GIVEN REQUEST = Pictures appear in the records below; write out everything else exactly.

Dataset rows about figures
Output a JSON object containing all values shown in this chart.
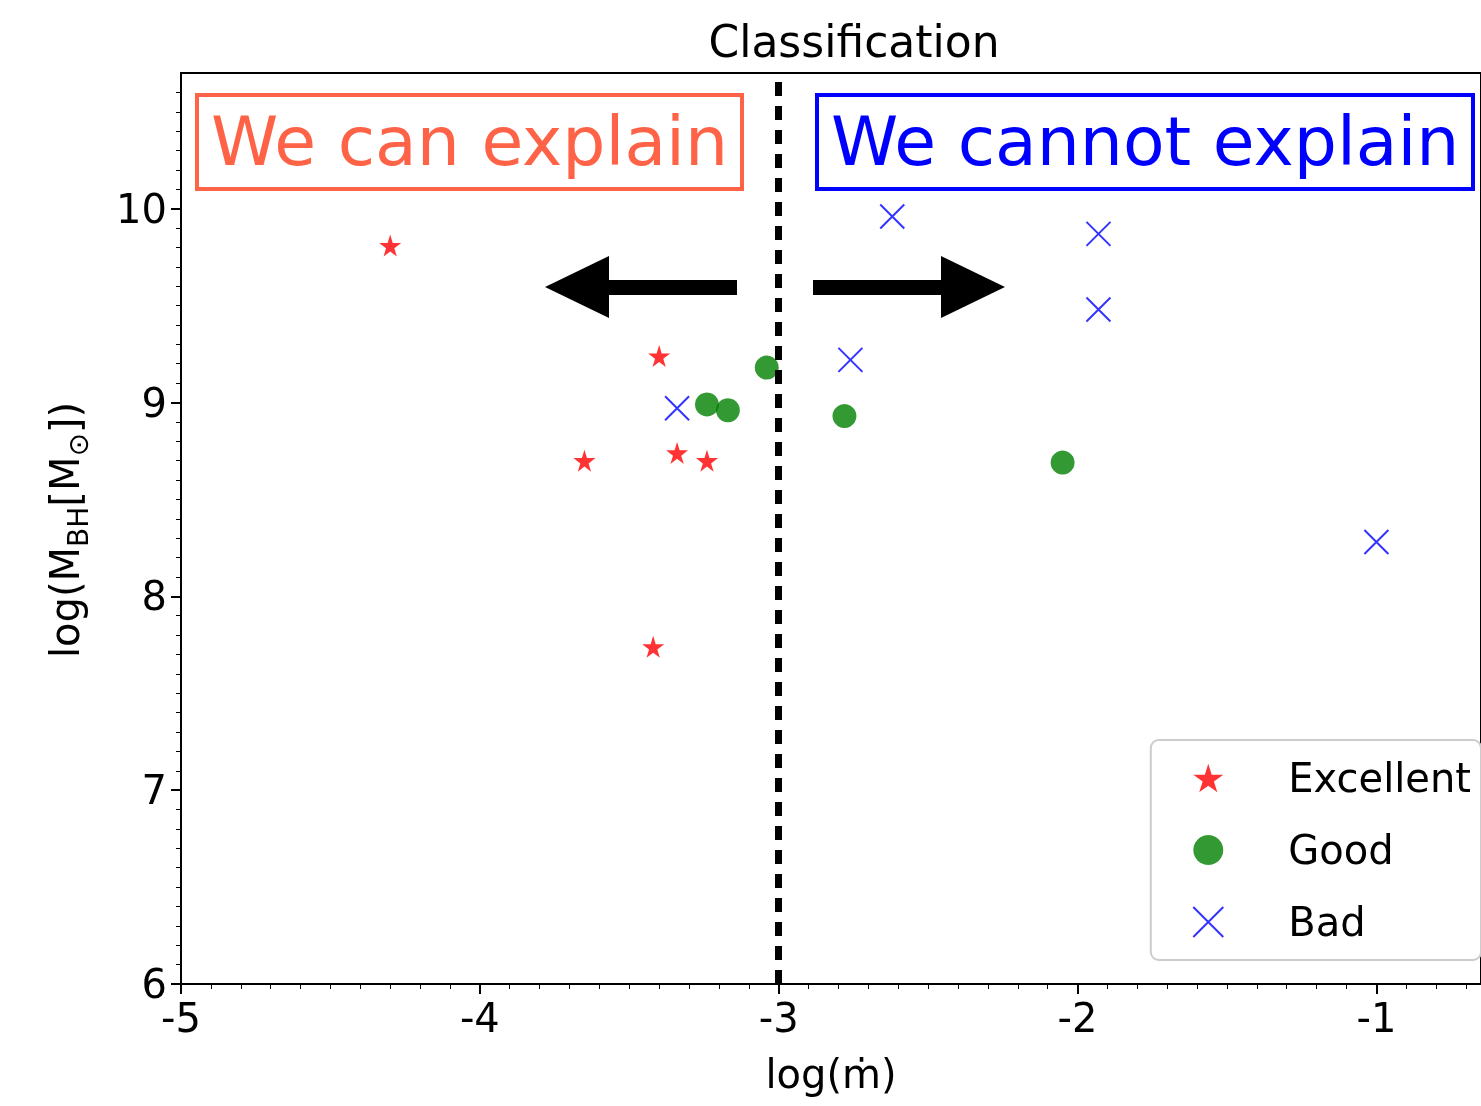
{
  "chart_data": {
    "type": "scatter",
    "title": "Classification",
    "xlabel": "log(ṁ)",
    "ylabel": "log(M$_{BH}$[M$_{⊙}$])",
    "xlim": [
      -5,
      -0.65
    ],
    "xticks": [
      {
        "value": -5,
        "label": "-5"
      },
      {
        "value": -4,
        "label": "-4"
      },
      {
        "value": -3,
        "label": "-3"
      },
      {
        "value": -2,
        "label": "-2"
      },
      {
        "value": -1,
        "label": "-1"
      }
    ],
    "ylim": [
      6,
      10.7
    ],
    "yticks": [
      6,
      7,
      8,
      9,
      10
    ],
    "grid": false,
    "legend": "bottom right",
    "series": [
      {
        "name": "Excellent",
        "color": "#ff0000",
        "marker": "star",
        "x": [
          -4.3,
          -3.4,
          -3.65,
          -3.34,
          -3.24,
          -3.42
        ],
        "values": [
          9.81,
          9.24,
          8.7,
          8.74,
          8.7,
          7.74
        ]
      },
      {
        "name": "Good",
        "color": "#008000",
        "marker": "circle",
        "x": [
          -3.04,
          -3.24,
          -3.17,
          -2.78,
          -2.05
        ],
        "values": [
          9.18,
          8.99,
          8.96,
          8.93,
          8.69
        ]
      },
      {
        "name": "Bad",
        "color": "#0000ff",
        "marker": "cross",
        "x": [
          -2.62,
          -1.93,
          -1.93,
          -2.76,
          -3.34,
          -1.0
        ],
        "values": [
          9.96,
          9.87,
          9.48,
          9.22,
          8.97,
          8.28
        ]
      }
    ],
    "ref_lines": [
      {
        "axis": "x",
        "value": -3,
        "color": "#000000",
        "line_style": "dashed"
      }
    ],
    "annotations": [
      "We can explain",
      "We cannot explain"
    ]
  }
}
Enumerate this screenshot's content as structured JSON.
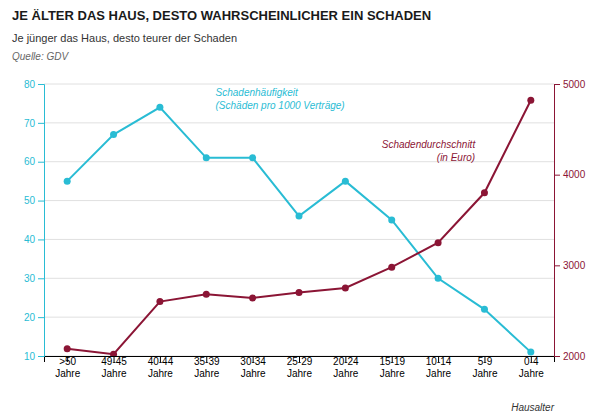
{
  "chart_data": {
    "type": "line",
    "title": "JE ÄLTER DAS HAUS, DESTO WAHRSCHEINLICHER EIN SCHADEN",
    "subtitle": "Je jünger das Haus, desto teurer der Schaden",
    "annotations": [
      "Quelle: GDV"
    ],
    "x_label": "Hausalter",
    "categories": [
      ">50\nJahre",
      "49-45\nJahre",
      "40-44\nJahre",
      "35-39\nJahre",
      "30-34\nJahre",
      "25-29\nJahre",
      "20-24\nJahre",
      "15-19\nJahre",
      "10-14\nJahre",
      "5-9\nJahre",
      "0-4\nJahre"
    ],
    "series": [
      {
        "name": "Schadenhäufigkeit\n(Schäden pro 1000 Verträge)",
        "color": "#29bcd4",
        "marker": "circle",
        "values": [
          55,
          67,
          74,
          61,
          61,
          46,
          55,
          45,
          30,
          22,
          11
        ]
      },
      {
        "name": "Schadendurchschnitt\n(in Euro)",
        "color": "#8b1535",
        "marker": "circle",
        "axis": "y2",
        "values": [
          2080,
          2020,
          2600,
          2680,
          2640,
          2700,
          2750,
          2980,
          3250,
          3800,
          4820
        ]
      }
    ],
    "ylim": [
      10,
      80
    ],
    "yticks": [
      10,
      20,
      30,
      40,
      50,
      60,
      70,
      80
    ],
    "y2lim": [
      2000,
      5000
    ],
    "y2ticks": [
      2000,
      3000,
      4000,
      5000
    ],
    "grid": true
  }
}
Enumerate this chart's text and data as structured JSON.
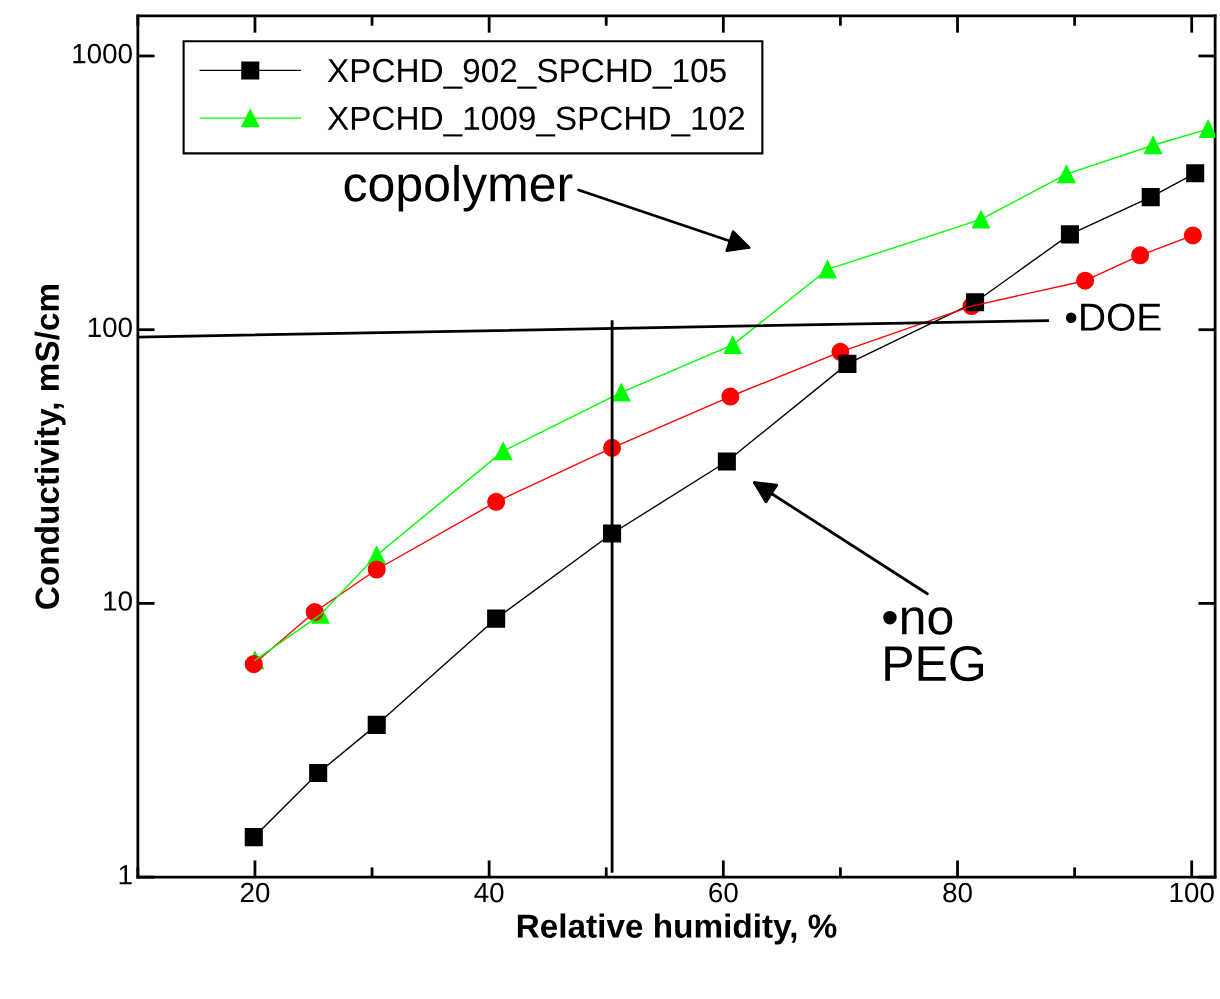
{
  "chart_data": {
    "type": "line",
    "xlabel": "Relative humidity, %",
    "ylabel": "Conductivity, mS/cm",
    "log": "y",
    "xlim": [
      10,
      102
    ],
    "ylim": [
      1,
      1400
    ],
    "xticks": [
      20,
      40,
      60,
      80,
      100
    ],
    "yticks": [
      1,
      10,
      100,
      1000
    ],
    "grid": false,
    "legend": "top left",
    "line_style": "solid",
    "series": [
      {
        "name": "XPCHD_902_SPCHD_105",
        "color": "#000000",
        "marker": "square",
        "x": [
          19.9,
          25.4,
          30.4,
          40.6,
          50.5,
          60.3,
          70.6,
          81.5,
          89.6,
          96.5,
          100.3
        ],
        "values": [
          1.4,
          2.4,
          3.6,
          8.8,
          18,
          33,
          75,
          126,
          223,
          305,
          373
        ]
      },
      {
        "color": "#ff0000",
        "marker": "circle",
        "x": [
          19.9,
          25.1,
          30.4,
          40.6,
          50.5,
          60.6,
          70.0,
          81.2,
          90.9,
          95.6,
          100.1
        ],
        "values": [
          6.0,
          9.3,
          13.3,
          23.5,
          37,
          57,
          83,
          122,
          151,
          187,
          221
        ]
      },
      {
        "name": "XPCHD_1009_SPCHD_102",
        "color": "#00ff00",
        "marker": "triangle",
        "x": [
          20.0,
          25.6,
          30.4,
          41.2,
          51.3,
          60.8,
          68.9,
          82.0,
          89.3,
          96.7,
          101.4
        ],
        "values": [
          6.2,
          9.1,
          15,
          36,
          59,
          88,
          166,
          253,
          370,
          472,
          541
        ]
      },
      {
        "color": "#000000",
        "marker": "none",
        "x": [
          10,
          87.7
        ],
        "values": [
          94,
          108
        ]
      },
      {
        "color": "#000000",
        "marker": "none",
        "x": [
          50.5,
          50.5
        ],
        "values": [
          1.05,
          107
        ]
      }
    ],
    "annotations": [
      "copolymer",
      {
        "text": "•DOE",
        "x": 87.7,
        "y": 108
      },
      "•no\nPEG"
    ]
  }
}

RESPONSE FOR THIS EXERCISE =
Output a JSON object containing all values shown in this chart.
{
  "chart_data": {
    "type": "scatter",
    "title": "Classification",
    "xlabel": "log(ṁ)",
    "ylabel": "log(M$_{BH}$[M$_{⊙}$])",
    "xlim": [
      -5,
      -0.65
    ],
    "xticks": [
      {
        "value": -5,
        "label": "-5"
      },
      {
        "value": -4,
        "label": "-4"
      },
      {
        "value": -3,
        "label": "-3"
      },
      {
        "value": -2,
        "label": "-2"
      },
      {
        "value": -1,
        "label": "-1"
      }
    ],
    "ylim": [
      6,
      10.7
    ],
    "yticks": [
      6,
      7,
      8,
      9,
      10
    ],
    "grid": false,
    "legend": "bottom right",
    "series": [
      {
        "name": "Excellent",
        "color": "#ff0000",
        "marker": "star",
        "x": [
          -4.3,
          -3.4,
          -3.65,
          -3.34,
          -3.24,
          -3.42
        ],
        "values": [
          9.81,
          9.24,
          8.7,
          8.74,
          8.7,
          7.74
        ]
      },
      {
        "name": "Good",
        "color": "#008000",
        "marker": "circle",
        "x": [
          -3.04,
          -3.24,
          -3.17,
          -2.78,
          -2.05
        ],
        "values": [
          9.18,
          8.99,
          8.96,
          8.93,
          8.69
        ]
      },
      {
        "name": "Bad",
        "color": "#0000ff",
        "marker": "cross",
        "x": [
          -2.62,
          -1.93,
          -1.93,
          -2.76,
          -3.34,
          -1.0
        ],
        "values": [
          9.96,
          9.87,
          9.48,
          9.22,
          8.97,
          8.28
        ]
      }
    ],
    "ref_lines": [
      {
        "axis": "x",
        "value": -3,
        "color": "#000000",
        "line_style": "dashed"
      }
    ],
    "annotations": [
      "We can explain",
      "We cannot explain"
    ]
  }
}
Enumerate this screenshot's content as structured JSON.
{
  "chart_data": {
    "type": "line",
    "title": "JE ÄLTER DAS HAUS, DESTO WAHRSCHEINLICHER EIN SCHADEN",
    "subtitle": "Je jünger das Haus, desto teurer der Schaden",
    "annotations": [
      "Quelle: GDV"
    ],
    "x_label": "Hausalter",
    "categories": [
      ">50\nJahre",
      "49-45\nJahre",
      "40-44\nJahre",
      "35-39\nJahre",
      "30-34\nJahre",
      "25-29\nJahre",
      "20-24\nJahre",
      "15-19\nJahre",
      "10-14\nJahre",
      "5-9\nJahre",
      "0-4\nJahre"
    ],
    "series": [
      {
        "name": "Schadenhäufigkeit\n(Schäden pro 1000 Verträge)",
        "color": "#29bcd4",
        "marker": "circle",
        "values": [
          55,
          67,
          74,
          61,
          61,
          46,
          55,
          45,
          30,
          22,
          11
        ]
      },
      {
        "name": "Schadendurchschnitt\n(in Euro)",
        "color": "#8b1535",
        "marker": "circle",
        "axis": "y2",
        "values": [
          2080,
          2020,
          2600,
          2680,
          2640,
          2700,
          2750,
          2980,
          3250,
          3800,
          4820
        ]
      }
    ],
    "ylim": [
      10,
      80
    ],
    "yticks": [
      10,
      20,
      30,
      40,
      50,
      60,
      70,
      80
    ],
    "y2lim": [
      2000,
      5000
    ],
    "y2ticks": [
      2000,
      3000,
      4000,
      5000
    ],
    "grid": true
  }
}
Enumerate this chart's text and data as structured JSON.
{
  "chart_data": {
    "type": "line",
    "xlabel": "Relative humidity, %",
    "ylabel": "Conductivity, mS/cm",
    "log": "y",
    "xlim": [
      10,
      102
    ],
    "ylim": [
      1,
      1400
    ],
    "xticks": [
      20,
      40,
      60,
      80,
      100
    ],
    "yticks": [
      1,
      10,
      100,
      1000
    ],
    "grid": false,
    "legend": "top left",
    "line_style": "solid",
    "series": [
      {
        "name": "XPCHD_902_SPCHD_105",
        "color": "#000000",
        "marker": "square",
        "x": [
          19.9,
          25.4,
          30.4,
          40.6,
          50.5,
          60.3,
          70.6,
          81.5,
          89.6,
          96.5,
          100.3
        ],
        "values": [
          1.4,
          2.4,
          3.6,
          8.8,
          18,
          33,
          75,
          126,
          223,
          305,
          373
        ]
      },
      {
        "color": "#ff0000",
        "marker": "circle",
        "x": [
          19.9,
          25.1,
          30.4,
          40.6,
          50.5,
          60.6,
          70.0,
          81.2,
          90.9,
          95.6,
          100.1
        ],
        "values": [
          6.0,
          9.3,
          13.3,
          23.5,
          37,
          57,
          83,
          122,
          151,
          187,
          221
        ]
      },
      {
        "name": "XPCHD_1009_SPCHD_102",
        "color": "#00ff00",
        "marker": "triangle",
        "x": [
          20.0,
          25.6,
          30.4,
          41.2,
          51.3,
          60.8,
          68.9,
          82.0,
          89.3,
          96.7,
          101.4
        ],
        "values": [
          6.2,
          9.1,
          15,
          36,
          59,
          88,
          166,
          253,
          370,
          472,
          541
        ]
      },
      {
        "color": "#000000",
        "marker": "none",
        "x": [
          10,
          87.7
        ],
        "values": [
          94,
          108
        ]
      },
      {
        "color": "#000000",
        "marker": "none",
        "x": [
          50.5,
          50.5
        ],
        "values": [
          1.05,
          107
        ]
      }
    ],
    "annotations": [
      "copolymer",
      {
        "text": "•DOE",
        "x": 87.7,
        "y": 108
      },
      "•no\nPEG"
    ]
  }
}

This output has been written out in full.